Give the records back in full, exactly as they read.

-- Material for this exercise start --

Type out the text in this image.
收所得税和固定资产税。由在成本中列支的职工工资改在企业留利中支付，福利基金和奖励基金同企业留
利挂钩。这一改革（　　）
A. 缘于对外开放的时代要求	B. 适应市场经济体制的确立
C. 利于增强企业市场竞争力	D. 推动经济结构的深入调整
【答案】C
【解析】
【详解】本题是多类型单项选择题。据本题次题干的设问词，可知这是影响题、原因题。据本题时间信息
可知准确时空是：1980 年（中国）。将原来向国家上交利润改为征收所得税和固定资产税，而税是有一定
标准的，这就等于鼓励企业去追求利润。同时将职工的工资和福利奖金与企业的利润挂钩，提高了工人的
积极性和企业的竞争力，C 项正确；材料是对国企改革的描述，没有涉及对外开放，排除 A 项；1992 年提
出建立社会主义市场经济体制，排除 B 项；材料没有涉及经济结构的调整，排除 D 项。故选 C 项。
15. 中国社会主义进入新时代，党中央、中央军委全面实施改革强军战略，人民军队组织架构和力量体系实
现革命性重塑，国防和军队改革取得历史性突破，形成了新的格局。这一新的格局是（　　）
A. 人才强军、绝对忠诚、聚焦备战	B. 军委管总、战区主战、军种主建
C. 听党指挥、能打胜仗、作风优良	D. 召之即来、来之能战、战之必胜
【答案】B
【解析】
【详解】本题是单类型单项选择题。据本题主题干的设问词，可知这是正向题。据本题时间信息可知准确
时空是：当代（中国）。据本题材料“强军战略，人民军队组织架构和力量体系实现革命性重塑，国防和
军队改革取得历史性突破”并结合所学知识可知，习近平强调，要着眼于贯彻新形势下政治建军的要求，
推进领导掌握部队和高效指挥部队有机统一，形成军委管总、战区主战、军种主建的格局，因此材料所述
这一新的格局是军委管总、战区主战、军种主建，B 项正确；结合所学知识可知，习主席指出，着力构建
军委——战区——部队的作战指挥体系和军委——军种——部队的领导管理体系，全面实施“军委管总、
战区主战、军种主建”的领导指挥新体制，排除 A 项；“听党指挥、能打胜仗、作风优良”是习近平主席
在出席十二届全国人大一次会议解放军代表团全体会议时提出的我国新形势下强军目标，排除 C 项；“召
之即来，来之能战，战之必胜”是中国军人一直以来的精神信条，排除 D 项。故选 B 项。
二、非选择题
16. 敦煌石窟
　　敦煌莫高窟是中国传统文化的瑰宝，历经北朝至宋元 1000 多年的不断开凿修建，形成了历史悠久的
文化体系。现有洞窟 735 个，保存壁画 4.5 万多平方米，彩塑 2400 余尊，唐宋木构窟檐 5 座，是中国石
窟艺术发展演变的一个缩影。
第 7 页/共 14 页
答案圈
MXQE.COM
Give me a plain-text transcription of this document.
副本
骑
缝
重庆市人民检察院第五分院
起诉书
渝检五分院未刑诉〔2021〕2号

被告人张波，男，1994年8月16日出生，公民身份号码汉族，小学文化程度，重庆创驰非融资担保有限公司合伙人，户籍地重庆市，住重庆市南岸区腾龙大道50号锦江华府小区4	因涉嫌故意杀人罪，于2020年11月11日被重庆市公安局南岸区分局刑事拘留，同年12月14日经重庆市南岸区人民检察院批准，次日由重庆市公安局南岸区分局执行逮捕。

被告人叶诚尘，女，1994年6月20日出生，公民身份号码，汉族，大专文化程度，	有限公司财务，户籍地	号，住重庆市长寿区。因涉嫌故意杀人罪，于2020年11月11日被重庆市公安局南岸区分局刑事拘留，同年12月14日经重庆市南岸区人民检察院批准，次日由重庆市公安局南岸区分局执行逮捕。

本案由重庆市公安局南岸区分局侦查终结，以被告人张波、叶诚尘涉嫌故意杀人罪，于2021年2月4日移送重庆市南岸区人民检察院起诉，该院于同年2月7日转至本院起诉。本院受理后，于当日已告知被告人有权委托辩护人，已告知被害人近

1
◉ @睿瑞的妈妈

-- Material for this exercise end --

▶ _Final answer_:
Type out the text in this image.
收所得税和固定资产税。由在成本中列支的职工工资改在企业留利中支付，福利基金和奖励基金同企业留
利挂钩。这一改革（　　）
A. 缘于对外开放的时代要求	B. 适应市场经济体制的确立
C. 利于增强企业市场竞争力	D. 推动经济结构的深入调整
【答案】C
【解析】
【详解】本题是多类型单项选择题。据本题次题干的设问词，可知这是影响题、原因题。据本题时间信息
可知准确时空是：1980 年（中国）。将原来向国家上交利润改为征收所得税和固定资产税，而税是有一定
标准的，这就等于鼓励企业去追求利润。同时将职工的工资和福利奖金与企业的利润挂钩，提高了工人的
积极性和企业的竞争力，C 项正确；材料是对国企改革的描述，没有涉及对外开放，排除 A 项；1992 年提
出建立社会主义市场经济体制，排除 B 项；材料没有涉及经济结构的调整，排除 D 项。故选 C 项。
15. 中国社会主义进入新时代，党中央、中央军委全面实施改革强军战略，人民军队组织架构和力量体系实
现革命性重塑，国防和军队改革取得历史性突破，形成了新的格局。这一新的格局是（　　）
A. 人才强军、绝对忠诚、聚焦备战	B. 军委管总、战区主战、军种主建
C. 听党指挥、能打胜仗、作风优良	D. 召之即来、来之能战、战之必胜
【答案】B
【解析】
【详解】本题是单类型单项选择题。据本题主题干的设问词，可知这是正向题。据本题时间信息可知准确
时空是：当代（中国）。据本题材料“强军战略，人民军队组织架构和力量体系实现革命性重塑，国防和
军队改革取得历史性突破”并结合所学知识可知，习近平强调，要着眼于贯彻新形势下政治建军的要求，
推进领导掌握部队和高效指挥部队有机统一，形成军委管总、战区主战、军种主建的格局，因此材料所述
这一新的格局是军委管总、战区主战、军种主建，B 项正确；结合所学知识可知，习主席指出，着力构建
军委——战区——部队的作战指挥体系和军委——军种——部队的领导管理体系，全面实施“军委管总、
战区主战、军种主建”的领导指挥新体制，排除 A 项；“听党指挥、能打胜仗、作风优良”是习近平主席
在出席十二届全国人大一次会议解放军代表团全体会议时提出的我国新形势下强军目标，排除 C 项；“召
之即来，来之能战，战之必胜”是中国军人一直以来的精神信条，排除 D 项。故选 B 项。
二、非选择题
16. 敦煌石窟
　　敦煌莫高窟是中国传统文化的瑰宝，历经北朝至宋元 1000 多年的不断开凿修建，形成了历史悠久的
文化体系。现有洞窟 735 个，保存壁画 4.5 万多平方米，彩塑 2400 余尊，唐宋木构窟檐 5 座，是中国石
窟艺术发展演变的一个缩影。
第 7 页/共 14 页
答案圈
MXQE.COM
Give me a plain-text transcription of this document.
副本
骑
缝
重庆市人民检察院第五分院
起诉书
渝检五分院未刑诉〔2021〕2号

被告人张波，男，1994年8月16日出生，公民身份号码汉族，小学文化程度，重庆创驰非融资担保有限公司合伙人，户籍地重庆市，住重庆市南岸区腾龙大道50号锦江华府小区4	因涉嫌故意杀人罪，于2020年11月11日被重庆市公安局南岸区分局刑事拘留，同年12月14日经重庆市南岸区人民检察院批准，次日由重庆市公安局南岸区分局执行逮捕。

被告人叶诚尘，女，1994年6月20日出生，公民身份号码，汉族，大专文化程度，	有限公司财务，户籍地	号，住重庆市长寿区。因涉嫌故意杀人罪，于2020年11月11日被重庆市公安局南岸区分局刑事拘留，同年12月14日经重庆市南岸区人民检察院批准，次日由重庆市公安局南岸区分局执行逮捕。

本案由重庆市公安局南岸区分局侦查终结，以被告人张波、叶诚尘涉嫌故意杀人罪，于2021年2月4日移送重庆市南岸区人民检察院起诉，该院于同年2月7日转至本院起诉。本院受理后，于当日已告知被告人有权委托辩护人，已告知被害人近

1
◉ @睿瑞的妈妈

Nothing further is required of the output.